Instruction: Retype each line exactly. Skip images.

Material for this task:
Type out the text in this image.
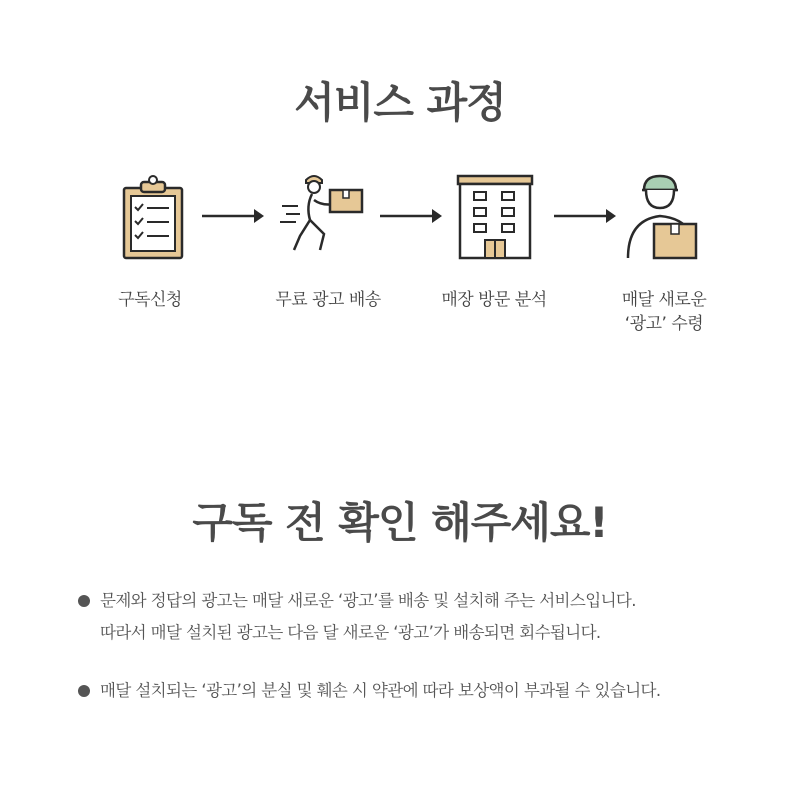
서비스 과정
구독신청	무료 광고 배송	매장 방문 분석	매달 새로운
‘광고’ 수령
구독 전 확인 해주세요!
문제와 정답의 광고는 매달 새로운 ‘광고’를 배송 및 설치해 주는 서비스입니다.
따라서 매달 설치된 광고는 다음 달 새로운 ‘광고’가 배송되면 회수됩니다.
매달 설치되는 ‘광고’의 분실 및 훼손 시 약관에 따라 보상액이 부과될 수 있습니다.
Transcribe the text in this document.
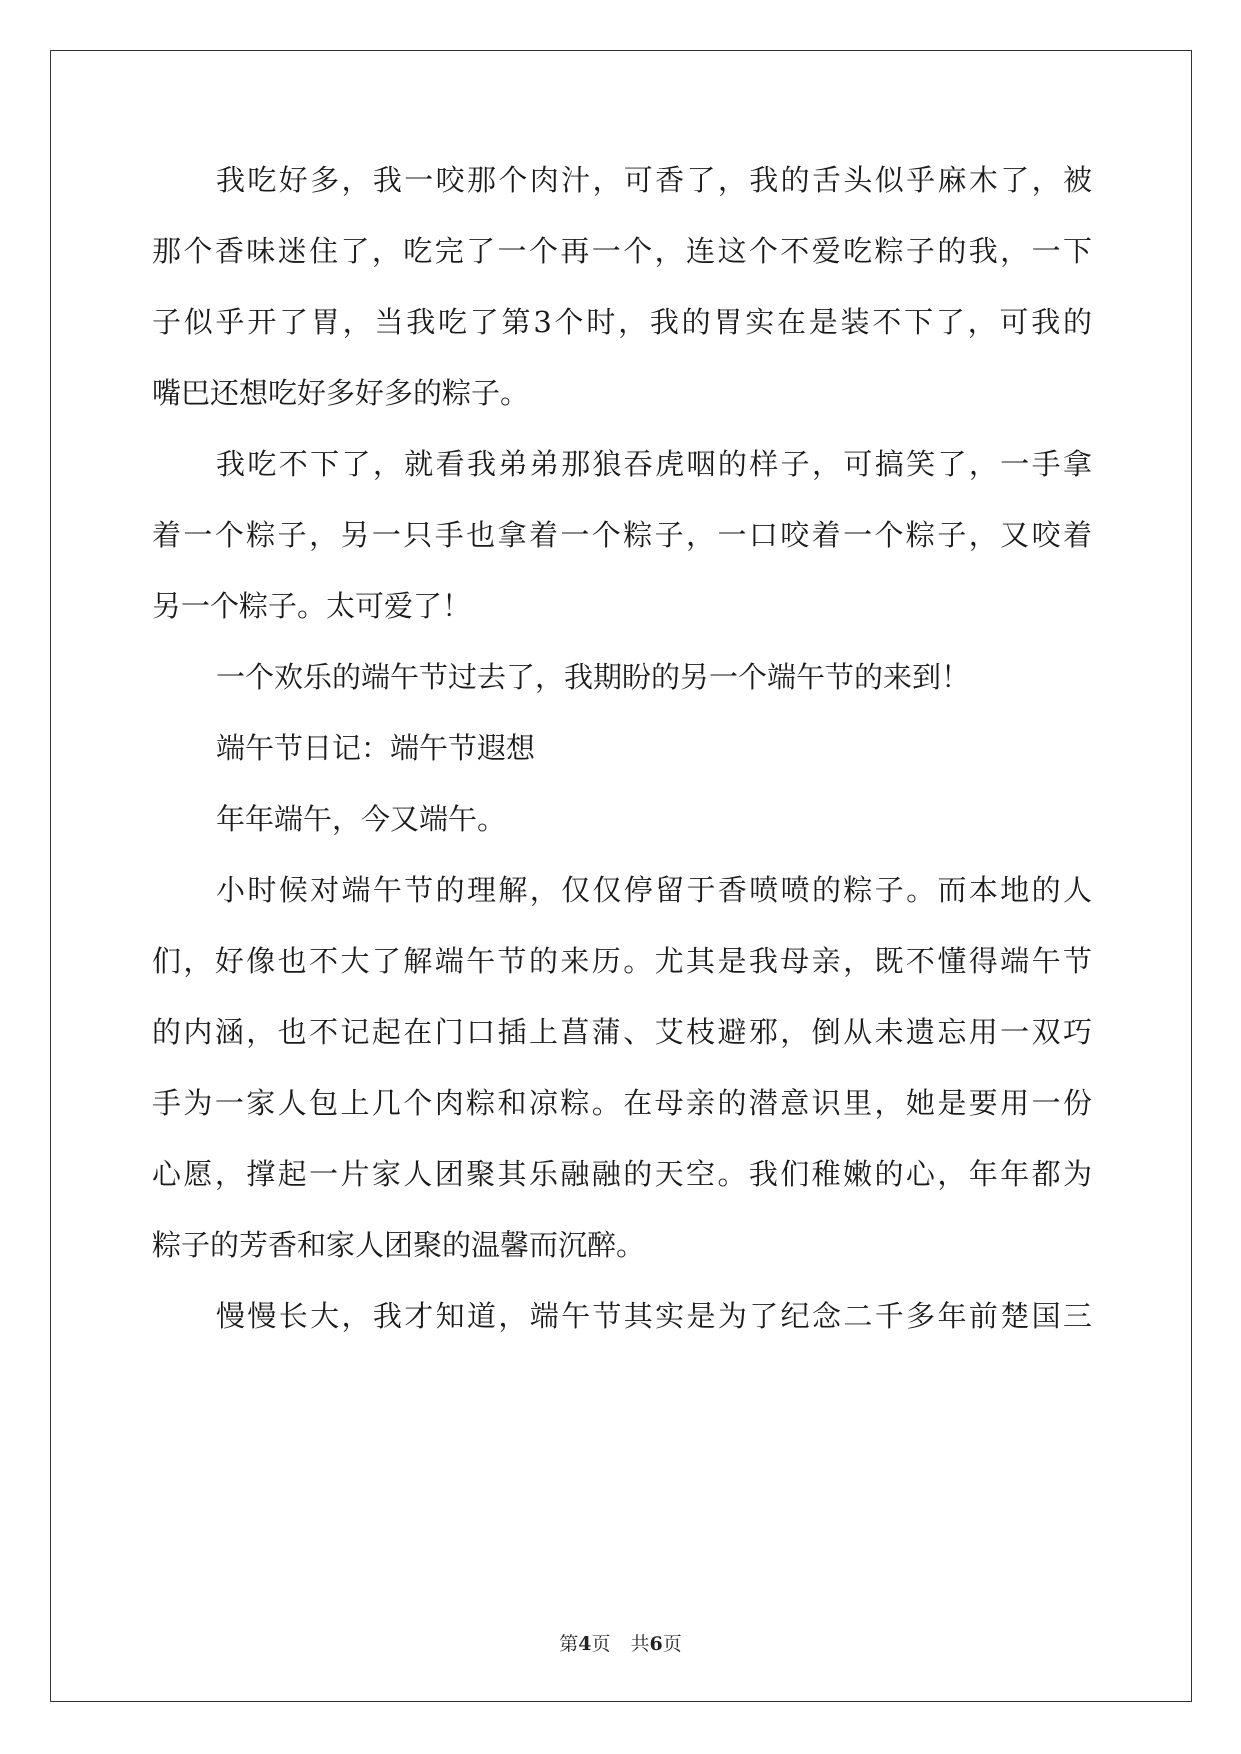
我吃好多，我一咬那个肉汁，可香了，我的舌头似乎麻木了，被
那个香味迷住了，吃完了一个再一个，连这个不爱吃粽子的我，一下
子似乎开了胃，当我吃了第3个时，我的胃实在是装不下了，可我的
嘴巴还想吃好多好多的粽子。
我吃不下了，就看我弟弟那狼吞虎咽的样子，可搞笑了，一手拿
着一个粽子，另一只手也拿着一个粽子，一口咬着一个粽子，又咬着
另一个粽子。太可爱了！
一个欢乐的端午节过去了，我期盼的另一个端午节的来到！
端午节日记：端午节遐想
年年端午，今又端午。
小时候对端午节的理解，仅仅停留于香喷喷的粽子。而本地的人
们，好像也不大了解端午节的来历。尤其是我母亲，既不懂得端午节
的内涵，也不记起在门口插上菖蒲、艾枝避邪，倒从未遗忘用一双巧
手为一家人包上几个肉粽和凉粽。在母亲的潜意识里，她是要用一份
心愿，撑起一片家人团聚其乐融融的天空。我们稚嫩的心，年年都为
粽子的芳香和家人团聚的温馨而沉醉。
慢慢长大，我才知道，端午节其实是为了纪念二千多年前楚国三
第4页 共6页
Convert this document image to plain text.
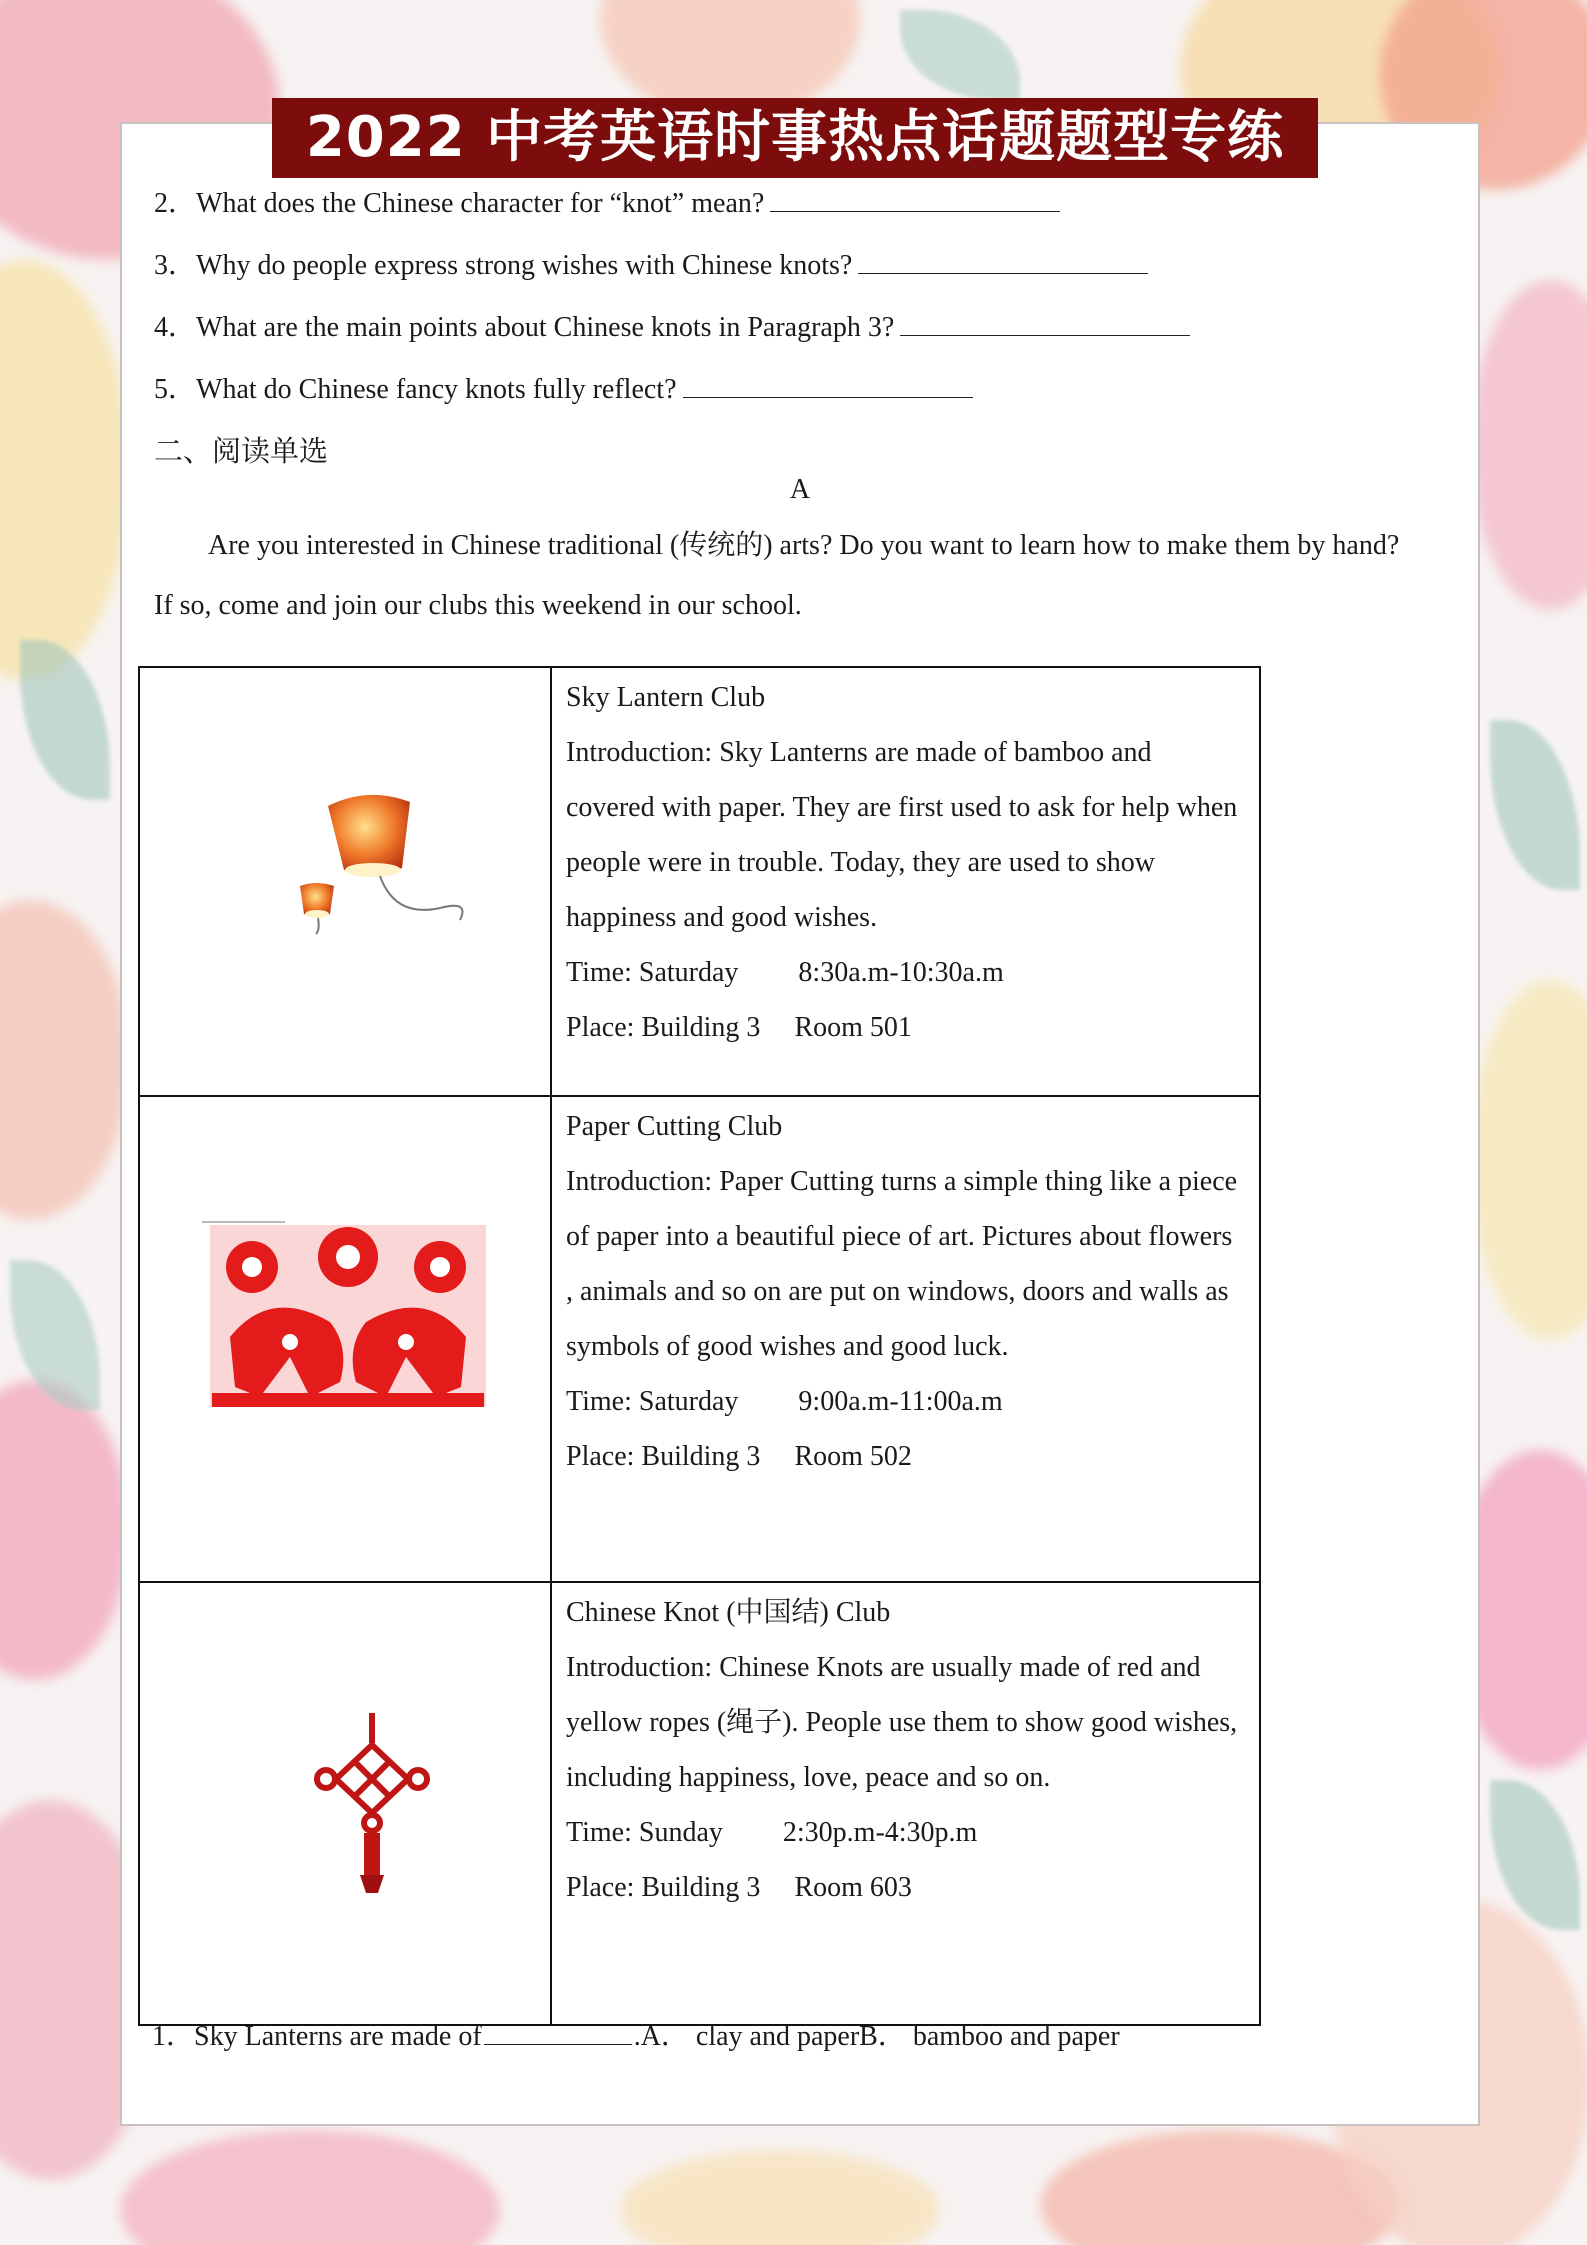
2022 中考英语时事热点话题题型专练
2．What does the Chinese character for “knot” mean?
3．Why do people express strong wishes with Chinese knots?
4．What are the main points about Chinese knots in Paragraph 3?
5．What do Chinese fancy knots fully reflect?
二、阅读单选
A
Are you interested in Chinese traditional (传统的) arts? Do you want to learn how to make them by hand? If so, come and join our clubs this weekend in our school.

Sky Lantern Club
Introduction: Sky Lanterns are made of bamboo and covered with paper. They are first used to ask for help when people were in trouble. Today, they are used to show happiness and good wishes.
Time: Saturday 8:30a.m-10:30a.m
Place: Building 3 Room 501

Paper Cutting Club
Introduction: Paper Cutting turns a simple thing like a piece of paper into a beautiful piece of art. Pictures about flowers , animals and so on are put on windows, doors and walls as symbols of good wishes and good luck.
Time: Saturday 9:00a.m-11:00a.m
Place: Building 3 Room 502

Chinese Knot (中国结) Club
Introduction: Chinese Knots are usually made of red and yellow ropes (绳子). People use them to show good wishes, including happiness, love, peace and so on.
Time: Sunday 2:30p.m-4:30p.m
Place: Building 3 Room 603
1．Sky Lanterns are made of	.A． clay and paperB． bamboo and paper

Exercise answer:
Type out the text in this image.
서비스 과정
구독신청	무료 광고 배송	매장 방문 분석	매달 새로운
‘광고’ 수령
구독 전 확인 해주세요!
문제와 정답의 광고는 매달 새로운 ‘광고’를 배송 및 설치해 주는 서비스입니다.
따라서 매달 설치된 광고는 다음 달 새로운 ‘광고’가 배송되면 회수됩니다.
매달 설치되는 ‘광고’의 분실 및 훼손 시 약관에 따라 보상액이 부과될 수 있습니다.
Transcribe the text in this document.
我吃好多，我一咬那个肉汁，可香了，我的舌头似乎麻木了，被
那个香味迷住了，吃完了一个再一个，连这个不爱吃粽子的我，一下
子似乎开了胃，当我吃了第3个时，我的胃实在是装不下了，可我的
嘴巴还想吃好多好多的粽子。
我吃不下了，就看我弟弟那狼吞虎咽的样子，可搞笑了，一手拿
着一个粽子，另一只手也拿着一个粽子，一口咬着一个粽子，又咬着
另一个粽子。太可爱了！
一个欢乐的端午节过去了，我期盼的另一个端午节的来到！
端午节日记：端午节遐想
年年端午，今又端午。
小时候对端午节的理解，仅仅停留于香喷喷的粽子。而本地的人
们，好像也不大了解端午节的来历。尤其是我母亲，既不懂得端午节
的内涵，也不记起在门口插上菖蒲、艾枝避邪，倒从未遗忘用一双巧
手为一家人包上几个肉粽和凉粽。在母亲的潜意识里，她是要用一份
心愿，撑起一片家人团聚其乐融融的天空。我们稚嫩的心，年年都为
粽子的芳香和家人团聚的温馨而沉醉。
慢慢长大，我才知道，端午节其实是为了纪念二千多年前楚国三
第4页 共6页
Convert this document image to plain text.
2022 中考英语时事热点话题题型专练
2．What does the Chinese character for “knot” mean?
3．Why do people express strong wishes with Chinese knots?
4．What are the main points about Chinese knots in Paragraph 3?
5．What do Chinese fancy knots fully reflect?
二、阅读单选
A
Are you interested in Chinese traditional (传统的) arts? Do you want to learn how to make them by hand? If so, come and join our clubs this weekend in our school.

Sky Lantern Club
Introduction: Sky Lanterns are made of bamboo and covered with paper. They are first used to ask for help when people were in trouble. Today, they are used to show happiness and good wishes.
Time: Saturday 8:30a.m-10:30a.m
Place: Building 3 Room 501

Paper Cutting Club
Introduction: Paper Cutting turns a simple thing like a piece of paper into a beautiful piece of art. Pictures about flowers , animals and so on are put on windows, doors and walls as symbols of good wishes and good luck.
Time: Saturday 9:00a.m-11:00a.m
Place: Building 3 Room 502

Chinese Knot (中国结) Club
Introduction: Chinese Knots are usually made of red and yellow ropes (绳子). People use them to show good wishes, including happiness, love, peace and so on.
Time: Sunday 2:30p.m-4:30p.m
Place: Building 3 Room 603
1．Sky Lanterns are made of	.A． clay and paperB． bamboo and paper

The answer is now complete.